# [Written instruction]
Return each line of the records holding the string "possono".

# [Excerpted data]
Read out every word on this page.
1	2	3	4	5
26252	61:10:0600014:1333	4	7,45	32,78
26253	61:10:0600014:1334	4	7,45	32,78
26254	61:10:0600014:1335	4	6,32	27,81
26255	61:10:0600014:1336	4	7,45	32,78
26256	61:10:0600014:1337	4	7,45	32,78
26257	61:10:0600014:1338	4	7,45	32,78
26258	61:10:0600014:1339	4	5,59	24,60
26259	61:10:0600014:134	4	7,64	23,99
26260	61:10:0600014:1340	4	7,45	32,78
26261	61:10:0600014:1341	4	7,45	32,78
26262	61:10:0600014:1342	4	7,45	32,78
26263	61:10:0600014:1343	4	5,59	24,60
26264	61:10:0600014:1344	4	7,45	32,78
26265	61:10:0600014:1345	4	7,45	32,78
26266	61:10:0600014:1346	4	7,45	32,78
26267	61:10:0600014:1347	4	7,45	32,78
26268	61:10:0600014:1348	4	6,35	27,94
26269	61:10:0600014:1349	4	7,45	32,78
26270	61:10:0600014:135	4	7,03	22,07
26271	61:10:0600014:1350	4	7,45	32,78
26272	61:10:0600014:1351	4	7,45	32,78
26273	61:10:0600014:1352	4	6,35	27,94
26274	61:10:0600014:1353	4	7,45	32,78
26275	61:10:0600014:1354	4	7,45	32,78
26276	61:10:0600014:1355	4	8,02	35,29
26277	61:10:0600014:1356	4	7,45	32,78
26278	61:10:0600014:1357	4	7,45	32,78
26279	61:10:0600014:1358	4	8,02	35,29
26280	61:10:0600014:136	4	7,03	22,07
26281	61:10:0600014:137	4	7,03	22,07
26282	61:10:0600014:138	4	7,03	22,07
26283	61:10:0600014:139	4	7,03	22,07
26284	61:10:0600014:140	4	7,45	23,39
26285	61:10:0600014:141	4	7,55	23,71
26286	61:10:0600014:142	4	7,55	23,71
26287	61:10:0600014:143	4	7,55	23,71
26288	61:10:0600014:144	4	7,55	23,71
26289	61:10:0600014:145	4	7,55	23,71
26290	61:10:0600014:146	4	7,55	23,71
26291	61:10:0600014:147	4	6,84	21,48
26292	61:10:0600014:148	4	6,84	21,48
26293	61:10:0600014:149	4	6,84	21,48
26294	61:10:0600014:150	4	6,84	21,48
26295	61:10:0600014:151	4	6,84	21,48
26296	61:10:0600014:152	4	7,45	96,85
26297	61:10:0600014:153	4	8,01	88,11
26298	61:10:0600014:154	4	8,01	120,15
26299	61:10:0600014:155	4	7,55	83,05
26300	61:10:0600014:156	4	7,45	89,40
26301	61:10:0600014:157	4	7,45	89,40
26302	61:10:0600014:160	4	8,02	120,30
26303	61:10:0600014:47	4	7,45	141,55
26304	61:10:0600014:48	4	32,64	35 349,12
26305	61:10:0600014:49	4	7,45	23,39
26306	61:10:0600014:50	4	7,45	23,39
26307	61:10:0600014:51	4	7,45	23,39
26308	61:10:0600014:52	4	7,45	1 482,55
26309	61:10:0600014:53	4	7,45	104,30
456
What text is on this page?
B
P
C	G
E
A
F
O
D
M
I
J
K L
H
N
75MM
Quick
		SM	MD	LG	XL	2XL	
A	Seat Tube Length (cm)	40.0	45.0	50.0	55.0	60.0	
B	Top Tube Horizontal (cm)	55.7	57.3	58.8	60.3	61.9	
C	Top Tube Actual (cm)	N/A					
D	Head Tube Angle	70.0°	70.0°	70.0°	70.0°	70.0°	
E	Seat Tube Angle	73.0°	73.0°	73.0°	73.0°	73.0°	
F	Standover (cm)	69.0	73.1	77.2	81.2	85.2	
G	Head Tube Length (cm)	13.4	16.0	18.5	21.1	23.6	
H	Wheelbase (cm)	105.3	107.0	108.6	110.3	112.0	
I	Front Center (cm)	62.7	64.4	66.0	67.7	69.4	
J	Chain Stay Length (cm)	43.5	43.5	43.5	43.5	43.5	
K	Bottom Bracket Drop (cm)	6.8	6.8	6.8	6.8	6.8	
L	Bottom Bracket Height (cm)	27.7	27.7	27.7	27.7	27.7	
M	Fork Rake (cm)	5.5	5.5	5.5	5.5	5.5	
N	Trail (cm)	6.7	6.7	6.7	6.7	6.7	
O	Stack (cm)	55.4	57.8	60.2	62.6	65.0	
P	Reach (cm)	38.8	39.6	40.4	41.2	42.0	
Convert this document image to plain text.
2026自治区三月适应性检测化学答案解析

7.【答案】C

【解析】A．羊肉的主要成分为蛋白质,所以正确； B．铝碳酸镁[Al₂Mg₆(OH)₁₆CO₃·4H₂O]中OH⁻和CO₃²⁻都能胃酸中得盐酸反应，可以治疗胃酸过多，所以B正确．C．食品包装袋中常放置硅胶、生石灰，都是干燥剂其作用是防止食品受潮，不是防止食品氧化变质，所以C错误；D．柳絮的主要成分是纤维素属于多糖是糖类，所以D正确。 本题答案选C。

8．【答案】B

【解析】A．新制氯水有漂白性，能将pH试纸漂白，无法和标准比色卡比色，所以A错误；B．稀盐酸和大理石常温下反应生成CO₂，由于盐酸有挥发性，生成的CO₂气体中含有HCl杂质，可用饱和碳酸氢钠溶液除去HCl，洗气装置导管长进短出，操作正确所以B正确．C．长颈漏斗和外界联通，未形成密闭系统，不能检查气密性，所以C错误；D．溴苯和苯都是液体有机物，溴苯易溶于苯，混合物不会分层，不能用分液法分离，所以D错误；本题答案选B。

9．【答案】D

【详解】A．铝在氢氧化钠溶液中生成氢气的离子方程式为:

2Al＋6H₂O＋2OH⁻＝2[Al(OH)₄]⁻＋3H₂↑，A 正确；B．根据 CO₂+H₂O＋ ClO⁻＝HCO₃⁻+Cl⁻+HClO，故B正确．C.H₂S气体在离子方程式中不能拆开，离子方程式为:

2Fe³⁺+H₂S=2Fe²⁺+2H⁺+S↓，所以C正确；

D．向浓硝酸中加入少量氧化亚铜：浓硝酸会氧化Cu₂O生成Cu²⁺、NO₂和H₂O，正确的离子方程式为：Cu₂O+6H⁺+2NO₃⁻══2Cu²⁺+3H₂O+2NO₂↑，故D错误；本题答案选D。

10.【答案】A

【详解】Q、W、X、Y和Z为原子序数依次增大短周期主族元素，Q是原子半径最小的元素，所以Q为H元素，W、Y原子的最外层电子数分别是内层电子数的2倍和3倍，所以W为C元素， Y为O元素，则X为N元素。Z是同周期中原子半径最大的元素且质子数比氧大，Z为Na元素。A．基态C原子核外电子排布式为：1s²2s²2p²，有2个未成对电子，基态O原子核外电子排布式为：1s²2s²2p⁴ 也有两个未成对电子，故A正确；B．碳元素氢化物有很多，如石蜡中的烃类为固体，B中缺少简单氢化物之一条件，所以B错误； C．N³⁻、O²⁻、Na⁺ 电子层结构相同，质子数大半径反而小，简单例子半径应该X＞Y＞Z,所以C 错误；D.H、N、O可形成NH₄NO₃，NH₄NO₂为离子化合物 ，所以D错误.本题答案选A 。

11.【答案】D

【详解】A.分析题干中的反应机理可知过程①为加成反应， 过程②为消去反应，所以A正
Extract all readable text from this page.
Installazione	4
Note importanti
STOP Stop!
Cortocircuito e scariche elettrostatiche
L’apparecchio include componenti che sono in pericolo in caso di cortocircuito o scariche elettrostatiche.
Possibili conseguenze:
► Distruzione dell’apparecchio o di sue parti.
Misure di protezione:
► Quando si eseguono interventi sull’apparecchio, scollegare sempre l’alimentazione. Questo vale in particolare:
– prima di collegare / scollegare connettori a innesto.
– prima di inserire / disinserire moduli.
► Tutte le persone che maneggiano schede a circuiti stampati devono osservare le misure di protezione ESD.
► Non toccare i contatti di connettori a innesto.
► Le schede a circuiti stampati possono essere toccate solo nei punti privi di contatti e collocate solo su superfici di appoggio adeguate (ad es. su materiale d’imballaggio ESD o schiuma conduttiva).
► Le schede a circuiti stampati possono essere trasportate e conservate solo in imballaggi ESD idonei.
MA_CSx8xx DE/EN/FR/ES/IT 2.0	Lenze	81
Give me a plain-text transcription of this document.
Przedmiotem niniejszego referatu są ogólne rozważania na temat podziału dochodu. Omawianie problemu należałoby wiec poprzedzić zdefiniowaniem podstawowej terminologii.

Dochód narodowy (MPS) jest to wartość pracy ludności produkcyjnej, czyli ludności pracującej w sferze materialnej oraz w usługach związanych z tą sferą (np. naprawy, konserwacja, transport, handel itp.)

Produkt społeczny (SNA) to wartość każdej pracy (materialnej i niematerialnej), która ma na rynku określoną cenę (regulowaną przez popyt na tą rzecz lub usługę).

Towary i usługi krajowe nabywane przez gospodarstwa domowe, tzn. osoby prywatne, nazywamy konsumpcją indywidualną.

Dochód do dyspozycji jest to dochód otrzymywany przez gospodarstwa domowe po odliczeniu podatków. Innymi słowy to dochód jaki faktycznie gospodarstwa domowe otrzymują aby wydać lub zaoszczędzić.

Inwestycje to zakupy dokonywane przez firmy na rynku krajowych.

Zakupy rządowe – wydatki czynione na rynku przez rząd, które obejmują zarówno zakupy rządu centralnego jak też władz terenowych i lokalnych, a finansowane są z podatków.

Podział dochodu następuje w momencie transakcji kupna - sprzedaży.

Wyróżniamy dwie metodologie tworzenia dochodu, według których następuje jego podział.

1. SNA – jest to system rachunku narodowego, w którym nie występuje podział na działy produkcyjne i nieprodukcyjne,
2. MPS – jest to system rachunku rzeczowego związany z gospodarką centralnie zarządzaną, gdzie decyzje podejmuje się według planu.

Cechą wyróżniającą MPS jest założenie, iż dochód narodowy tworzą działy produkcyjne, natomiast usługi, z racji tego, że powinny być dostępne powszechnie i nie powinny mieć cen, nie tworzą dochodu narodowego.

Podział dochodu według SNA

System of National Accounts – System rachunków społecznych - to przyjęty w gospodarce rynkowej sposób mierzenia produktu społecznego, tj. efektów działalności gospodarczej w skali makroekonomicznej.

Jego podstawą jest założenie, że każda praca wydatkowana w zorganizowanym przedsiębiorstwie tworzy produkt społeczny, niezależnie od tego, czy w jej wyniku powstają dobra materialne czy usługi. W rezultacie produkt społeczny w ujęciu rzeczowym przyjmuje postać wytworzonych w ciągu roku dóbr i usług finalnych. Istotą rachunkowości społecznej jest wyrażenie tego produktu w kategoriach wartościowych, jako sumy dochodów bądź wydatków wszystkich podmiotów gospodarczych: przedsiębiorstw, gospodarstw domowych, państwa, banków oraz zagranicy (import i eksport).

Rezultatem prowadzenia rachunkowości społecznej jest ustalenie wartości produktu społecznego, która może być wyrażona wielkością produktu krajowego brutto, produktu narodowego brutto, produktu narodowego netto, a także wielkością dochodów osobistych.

# [Response to this exercise]
► Le schede a circuiti stampati possono essere toccate solo nei punti privi di contatti e collocate solo su superfici di appoggio adeguate (ad es. su materiale d’imballaggio ESD o schiuma conduttiva).
► Le schede a circuiti stampati possono essere trasportate e conservate solo in imballaggi ESD idonei.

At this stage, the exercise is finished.